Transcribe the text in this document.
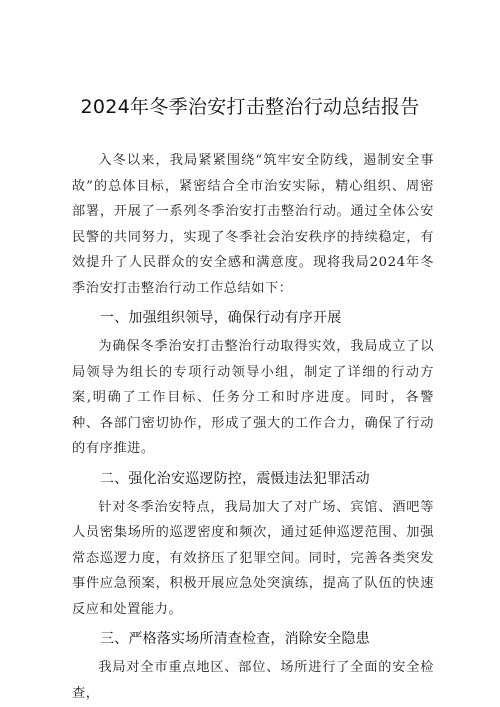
2024年冬季治安打击整治行动总结报告

入冬以来，我局紧紧围绕“筑牢安全防线，遏制安全事故”的总体目标，紧密结合全市治安实际，精心组织、周密部署，开展了一系列冬季治安打击整治行动。通过全体公安民警的共同努力，实现了冬季社会治安秩序的持续稳定，有效提升了人民群众的安全感和满意度。现将我局2024年冬季治安打击整治行动工作总结如下：

一、加强组织领导，确保行动有序开展

为确保冬季治安打击整治行动取得实效，我局成立了以局领导为组长的专项行动领导小组，制定了详细的行动方案,明确了工作目标、任务分工和时序进度。同时，各警种、各部门密切协作，形成了强大的工作合力，确保了行动的有序推进。

二、强化治安巡逻防控，震慑违法犯罪活动

针对冬季治安特点，我局加大了对广场、宾馆、酒吧等人员密集场所的巡逻密度和频次，通过延伸巡逻范围、加强常态巡逻力度，有效挤压了犯罪空间。同时，完善各类突发事件应急预案，积极开展应急处突演练，提高了队伍的快速反应和处置能力。

三、严格落实场所清查检查，消除安全隐患

我局对全市重点地区、部位、场所进行了全面的安全检查，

#### What the exercise asks
Copy the material shown above in full and exactly. Skip the pictures.

#### Answer to this problem
Transcribe the text in this document.
2024年冬季治安打击整治行动总结报告

入冬以来，我局紧紧围绕“筑牢安全防线，遏制安全事故”的总体目标，紧密结合全市治安实际，精心组织、周密部署，开展了一系列冬季治安打击整治行动。通过全体公安民警的共同努力，实现了冬季社会治安秩序的持续稳定，有效提升了人民群众的安全感和满意度。现将我局2024年冬季治安打击整治行动工作总结如下：

一、加强组织领导，确保行动有序开展

为确保冬季治安打击整治行动取得实效，我局成立了以局领导为组长的专项行动领导小组，制定了详细的行动方案,明确了工作目标、任务分工和时序进度。同时，各警种、各部门密切协作，形成了强大的工作合力，确保了行动的有序推进。

二、强化治安巡逻防控，震慑违法犯罪活动

针对冬季治安特点，我局加大了对广场、宾馆、酒吧等人员密集场所的巡逻密度和频次，通过延伸巡逻范围、加强常态巡逻力度，有效挤压了犯罪空间。同时，完善各类突发事件应急预案，积极开展应急处突演练，提高了队伍的快速反应和处置能力。

三、严格落实场所清查检查，消除安全隐患

我局对全市重点地区、部位、场所进行了全面的安全检查，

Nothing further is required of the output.